Your task is to copy the listing exactly. Drop any pictures from the copy.

-- start RECORDS PROVIDED --

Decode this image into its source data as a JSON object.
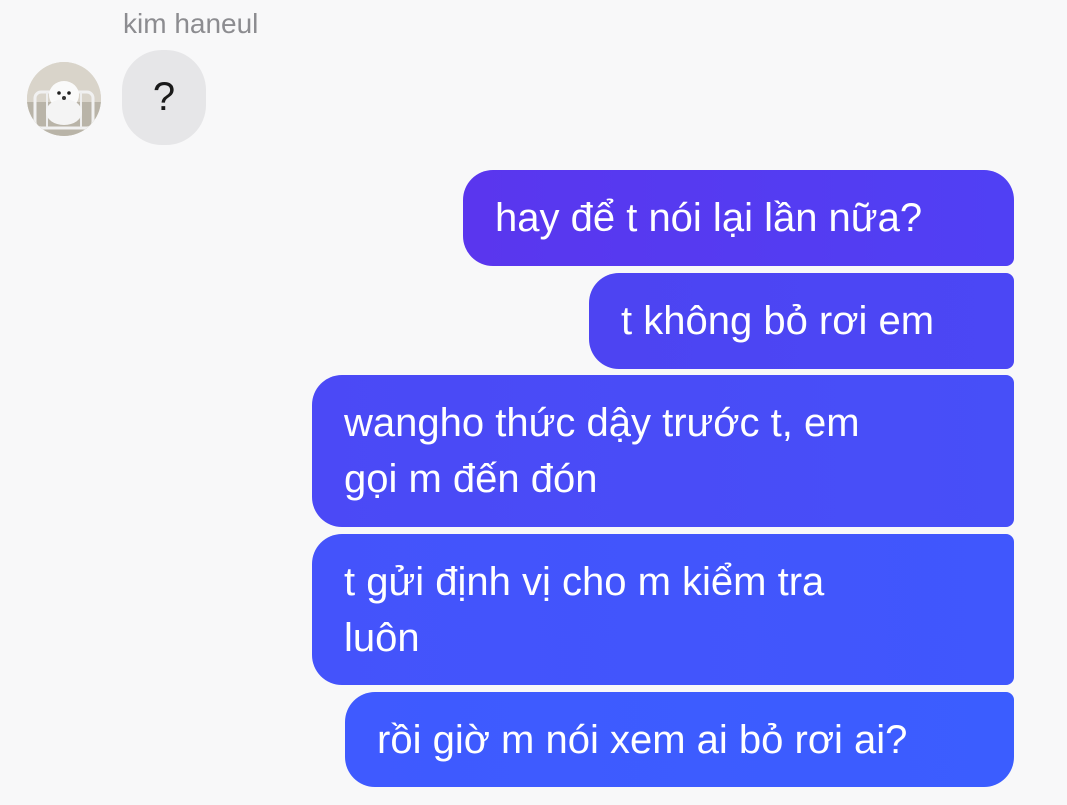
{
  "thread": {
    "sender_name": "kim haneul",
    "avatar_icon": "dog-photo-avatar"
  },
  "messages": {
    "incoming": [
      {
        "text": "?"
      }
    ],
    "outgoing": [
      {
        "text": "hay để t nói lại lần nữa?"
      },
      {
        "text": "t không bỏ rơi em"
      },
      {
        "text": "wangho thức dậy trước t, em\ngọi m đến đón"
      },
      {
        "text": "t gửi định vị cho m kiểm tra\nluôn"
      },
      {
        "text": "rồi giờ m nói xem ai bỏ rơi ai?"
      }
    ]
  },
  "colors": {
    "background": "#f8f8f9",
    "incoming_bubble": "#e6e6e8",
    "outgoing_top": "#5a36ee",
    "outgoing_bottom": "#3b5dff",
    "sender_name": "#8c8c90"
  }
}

-- end RECORDS PROVIDED --

[REPLY]
Decode this image into its source data as a JSON object.
{
  "thread": {
    "sender_name": "kim haneul",
    "avatar_icon": "dog-photo-avatar"
  },
  "messages": {
    "incoming": [
      {
        "text": "?"
      }
    ],
    "outgoing": [
      {
        "text": "hay để t nói lại lần nữa?"
      },
      {
        "text": "t không bỏ rơi em"
      },
      {
        "text": "wangho thức dậy trước t, em\ngọi m đến đón"
      },
      {
        "text": "t gửi định vị cho m kiểm tra\nluôn"
      },
      {
        "text": "rồi giờ m nói xem ai bỏ rơi ai?"
      }
    ]
  },
  "colors": {
    "background": "#f8f8f9",
    "incoming_bubble": "#e6e6e8",
    "outgoing_top": "#5a36ee",
    "outgoing_bottom": "#3b5dff",
    "sender_name": "#8c8c90"
  }
}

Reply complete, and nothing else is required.